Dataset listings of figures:
○ ○ ○ ○ ○ ○ ○

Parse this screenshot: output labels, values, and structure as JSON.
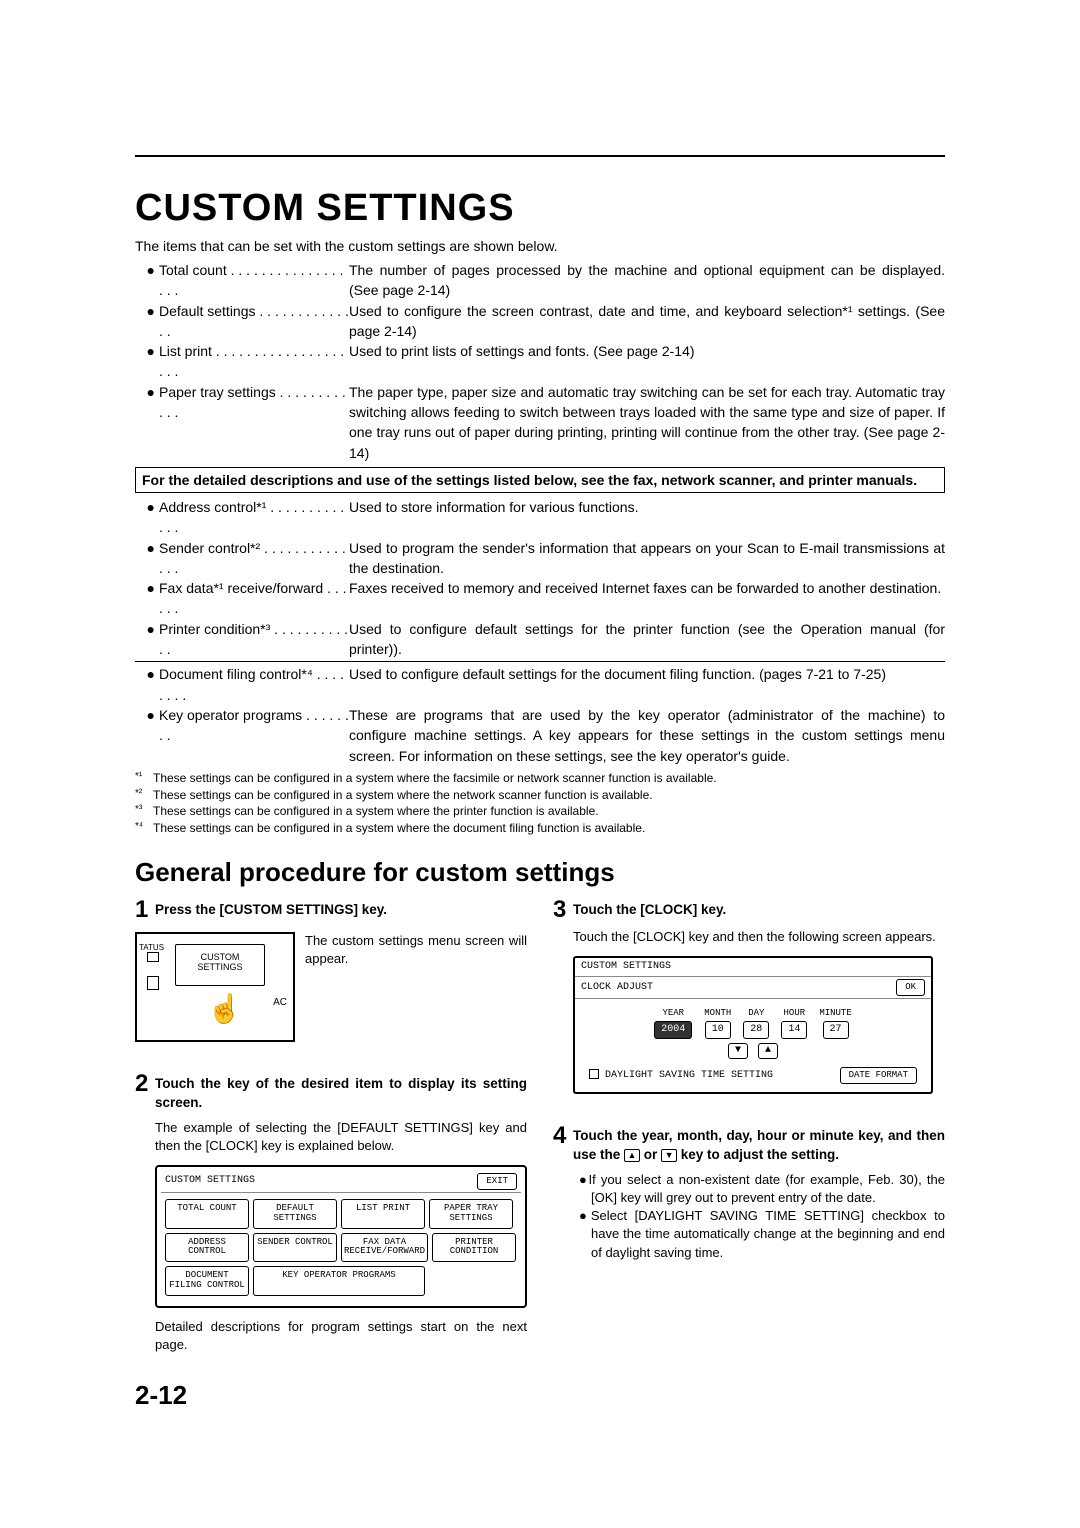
{
  "title": "CUSTOM SETTINGS",
  "intro": "The items that can be set with the custom settings are shown below.",
  "bullets": [
    {
      "label": "Total count . . . . . . . . . . . . . . . . . .",
      "desc": "The number of pages processed by the machine and optional equipment can be displayed. (See page 2-14)"
    },
    {
      "label": "Default settings  . . . . . . . . . . . . . .",
      "desc": "Used to configure the screen contrast, date and time, and keyboard selection*¹ settings. (See page 2-14)"
    },
    {
      "label": "List print . . . . . . . . . . . . . . . . . . . .",
      "desc": "Used to print lists of settings and fonts. (See page 2-14)"
    },
    {
      "label": "Paper tray settings . . . . . . . . . . . .",
      "desc": "The paper type, paper size and automatic tray switching can be set for each tray. Automatic tray switching allows feeding to switch between trays loaded with the same type and size of paper. If one tray runs out of paper during printing, printing will continue from the other tray. (See page 2-14)"
    }
  ],
  "box_note": "For the detailed descriptions and use of the settings listed below, see the fax, network scanner, and printer manuals.",
  "bullets2": [
    {
      "label": "Address control*¹ . . . . . . . . . . . . .",
      "desc": "Used to store information for various functions."
    },
    {
      "label": "Sender control*² . . . . . . . . . . . . . .",
      "desc": "Used to program the sender's information that appears on your Scan to E-mail transmissions at the destination."
    },
    {
      "label": "Fax data*¹ receive/forward . . . . . .",
      "desc": "Faxes received to memory and received Internet faxes can be forwarded to another destination."
    },
    {
      "label": "Printer condition*³  . . . . . . . . . . . .",
      "desc": "Used to configure default settings for the printer function (see the Operation manual (for printer))."
    }
  ],
  "bullets3": [
    {
      "label": "Document filing control*⁴ . . . . . . . .",
      "desc": "Used to configure default settings for the document filing function. (pages 7-21 to 7-25)"
    },
    {
      "label": "Key operator programs  . . . . . . . .",
      "desc": "These are programs that are used by the key operator (administrator of the machine) to configure machine settings. A key appears for these settings in the custom settings menu screen. For information on these settings, see the key operator's guide."
    }
  ],
  "footnotes": [
    {
      "mark": "*¹",
      "text": "These settings can be configured in a system where the facsimile or network scanner function is available."
    },
    {
      "mark": "*²",
      "text": "These settings can be configured in a system where the network scanner function is available."
    },
    {
      "mark": "*³",
      "text": "These settings can be configured in a system where the printer function is available."
    },
    {
      "mark": "*⁴",
      "text": "These settings can be configured in a system where the document filing function is available."
    }
  ],
  "section_title": "General procedure for custom settings",
  "step1": {
    "num": "1",
    "title": "Press the [CUSTOM SETTINGS] key.",
    "side_text": "The custom settings menu screen will appear.",
    "device_label": "CUSTOM\nSETTINGS",
    "device_status": "TATUS",
    "device_ac": "AC"
  },
  "step2": {
    "num": "2",
    "title": "Touch the key of the desired item to display its setting screen.",
    "body": "The example of selecting the [DEFAULT SETTINGS] key and then the [CLOCK] key is explained below.",
    "panel_title": "CUSTOM SETTINGS",
    "panel_exit": "EXIT",
    "buttons": [
      "TOTAL COUNT",
      "DEFAULT SETTINGS",
      "LIST PRINT",
      "PAPER TRAY SETTINGS",
      "ADDRESS CONTROL",
      "SENDER CONTROL",
      "FAX DATA RECEIVE/FORWARD",
      "PRINTER CONDITION",
      "DOCUMENT FILING CONTROL",
      "KEY OPERATOR PROGRAMS"
    ],
    "foot": "Detailed descriptions for program settings start on the next page."
  },
  "step3": {
    "num": "3",
    "title": "Touch the [CLOCK] key.",
    "body": "Touch the [CLOCK] key and then the following screen appears.",
    "panel_title": "CUSTOM SETTINGS",
    "panel_sub": "CLOCK ADJUST",
    "panel_ok": "OK",
    "labels": [
      "YEAR",
      "MONTH",
      "DAY",
      "HOUR",
      "MINUTE"
    ],
    "values": [
      "2004",
      "10",
      "28",
      "14",
      "27"
    ],
    "dst": "DAYLIGHT SAVING TIME SETTING",
    "date_format": "DATE FORMAT"
  },
  "step4": {
    "num": "4",
    "title_a": "Touch the year, month, day, hour or minute key, and then use the ",
    "title_b": " or ",
    "title_c": " key to adjust the setting.",
    "b1": "If you select a non-existent date (for example, Feb. 30), the [OK] key will grey out to prevent entry of the date.",
    "b2": "Select [DAYLIGHT SAVING TIME SETTING] checkbox to have the time automatically change at the beginning and end of daylight saving time."
  },
  "page_num": "2-12"
}
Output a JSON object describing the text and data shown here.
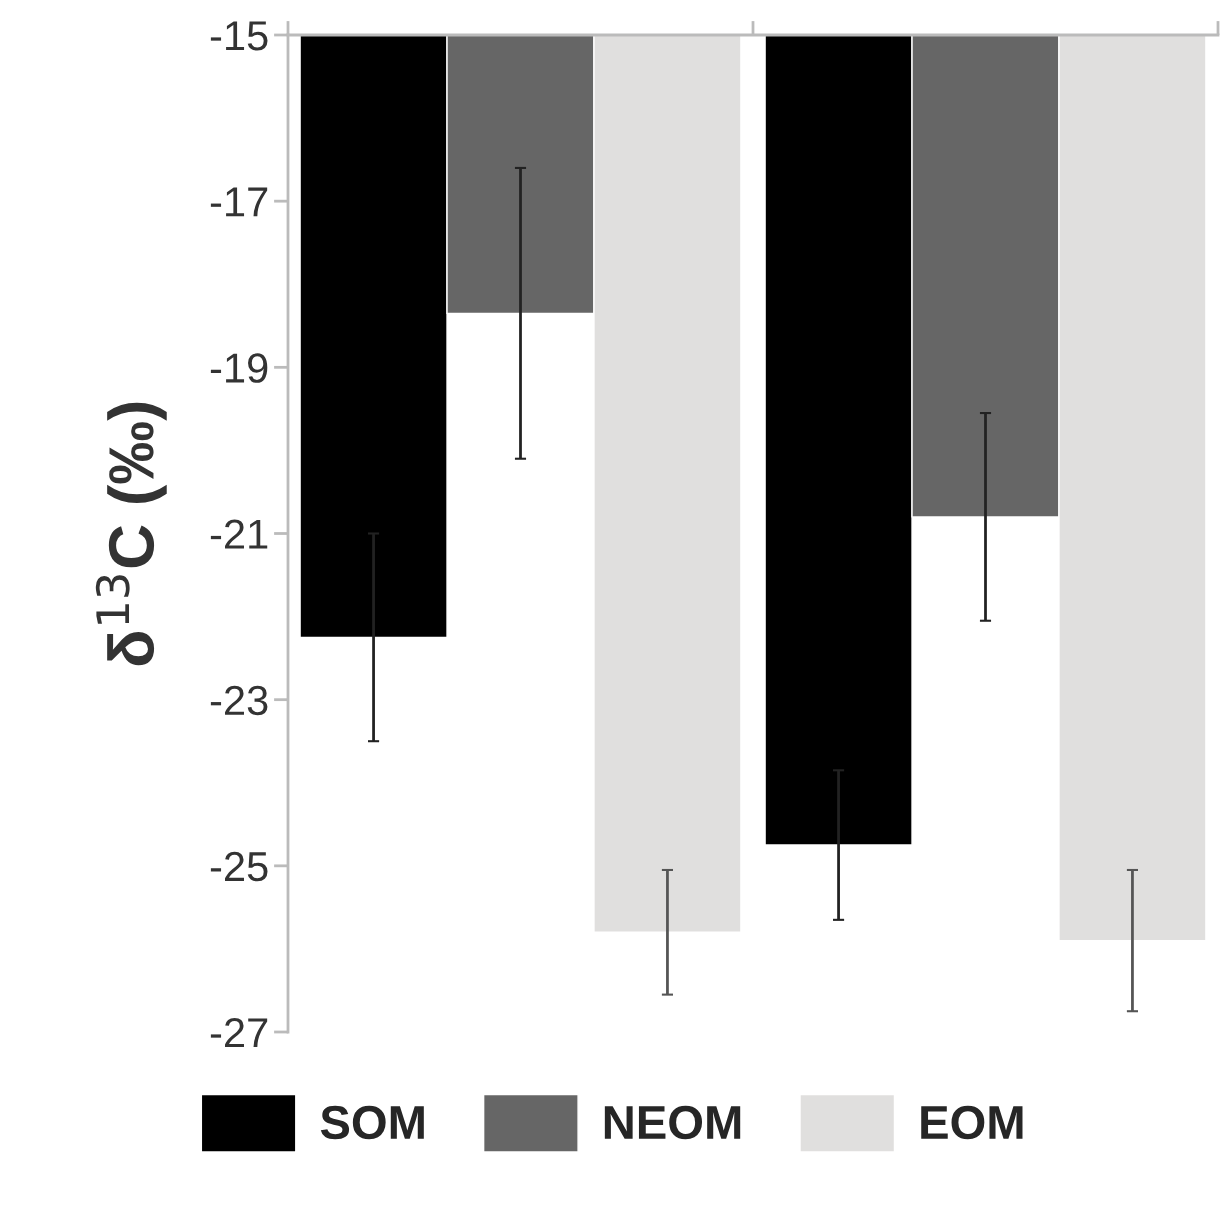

○ ○ ○ ○ ○ ○ ○

= Stated exercise =
Reproduce the records above exactly, leaving out every picture they contain.

= Completed task =
Parse this screenshot: output labels, values, and structure as JSON.
{
  "title": "CUSTOM SETTINGS",
  "intro": "The items that can be set with the custom settings are shown below.",
  "bullets": [
    {
      "label": "Total count . . . . . . . . . . . . . . . . . .",
      "desc": "The number of pages processed by the machine and optional equipment can be displayed. (See page 2-14)"
    },
    {
      "label": "Default settings  . . . . . . . . . . . . . .",
      "desc": "Used to configure the screen contrast, date and time, and keyboard selection*¹ settings. (See page 2-14)"
    },
    {
      "label": "List print . . . . . . . . . . . . . . . . . . . .",
      "desc": "Used to print lists of settings and fonts. (See page 2-14)"
    },
    {
      "label": "Paper tray settings . . . . . . . . . . . .",
      "desc": "The paper type, paper size and automatic tray switching can be set for each tray. Automatic tray switching allows feeding to switch between trays loaded with the same type and size of paper. If one tray runs out of paper during printing, printing will continue from the other tray. (See page 2-14)"
    }
  ],
  "box_note": "For the detailed descriptions and use of the settings listed below, see the fax, network scanner, and printer manuals.",
  "bullets2": [
    {
      "label": "Address control*¹ . . . . . . . . . . . . .",
      "desc": "Used to store information for various functions."
    },
    {
      "label": "Sender control*² . . . . . . . . . . . . . .",
      "desc": "Used to program the sender's information that appears on your Scan to E-mail transmissions at the destination."
    },
    {
      "label": "Fax data*¹ receive/forward . . . . . .",
      "desc": "Faxes received to memory and received Internet faxes can be forwarded to another destination."
    },
    {
      "label": "Printer condition*³  . . . . . . . . . . . .",
      "desc": "Used to configure default settings for the printer function (see the Operation manual (for printer))."
    }
  ],
  "bullets3": [
    {
      "label": "Document filing control*⁴ . . . . . . . .",
      "desc": "Used to configure default settings for the document filing function. (pages 7-21 to 7-25)"
    },
    {
      "label": "Key operator programs  . . . . . . . .",
      "desc": "These are programs that are used by the key operator (administrator of the machine) to configure machine settings. A key appears for these settings in the custom settings menu screen. For information on these settings, see the key operator's guide."
    }
  ],
  "footnotes": [
    {
      "mark": "*¹",
      "text": "These settings can be configured in a system where the facsimile or network scanner function is available."
    },
    {
      "mark": "*²",
      "text": "These settings can be configured in a system where the network scanner function is available."
    },
    {
      "mark": "*³",
      "text": "These settings can be configured in a system where the printer function is available."
    },
    {
      "mark": "*⁴",
      "text": "These settings can be configured in a system where the document filing function is available."
    }
  ],
  "section_title": "General procedure for custom settings",
  "step1": {
    "num": "1",
    "title": "Press the [CUSTOM SETTINGS] key.",
    "side_text": "The custom settings menu screen will appear.",
    "device_label": "CUSTOM\nSETTINGS",
    "device_status": "TATUS",
    "device_ac": "AC"
  },
  "step2": {
    "num": "2",
    "title": "Touch the key of the desired item to display its setting screen.",
    "body": "The example of selecting the [DEFAULT SETTINGS] key and then the [CLOCK] key is explained below.",
    "panel_title": "CUSTOM SETTINGS",
    "panel_exit": "EXIT",
    "buttons": [
      "TOTAL COUNT",
      "DEFAULT SETTINGS",
      "LIST PRINT",
      "PAPER TRAY SETTINGS",
      "ADDRESS CONTROL",
      "SENDER CONTROL",
      "FAX DATA RECEIVE/FORWARD",
      "PRINTER CONDITION",
      "DOCUMENT FILING CONTROL",
      "KEY OPERATOR PROGRAMS"
    ],
    "foot": "Detailed descriptions for program settings start on the next page."
  },
  "step3": {
    "num": "3",
    "title": "Touch the [CLOCK] key.",
    "body": "Touch the [CLOCK] key and then the following screen appears.",
    "panel_title": "CUSTOM SETTINGS",
    "panel_sub": "CLOCK ADJUST",
    "panel_ok": "OK",
    "labels": [
      "YEAR",
      "MONTH",
      "DAY",
      "HOUR",
      "MINUTE"
    ],
    "values": [
      "2004",
      "10",
      "28",
      "14",
      "27"
    ],
    "dst": "DAYLIGHT SAVING TIME SETTING",
    "date_format": "DATE FORMAT"
  },
  "step4": {
    "num": "4",
    "title_a": "Touch the year, month, day, hour or minute key, and then use the ",
    "title_b": " or ",
    "title_c": " key to adjust the setting.",
    "b1": "If you select a non-existent date (for example, Feb. 30), the [OK] key will grey out to prevent entry of the date.",
    "b2": "Select [DAYLIGHT SAVING TIME SETTING] checkbox to have the time automatically change at the beginning and end of daylight saving time."
  },
  "page_num": "2-12"
}
Output a JSON object describing the text and data shown here.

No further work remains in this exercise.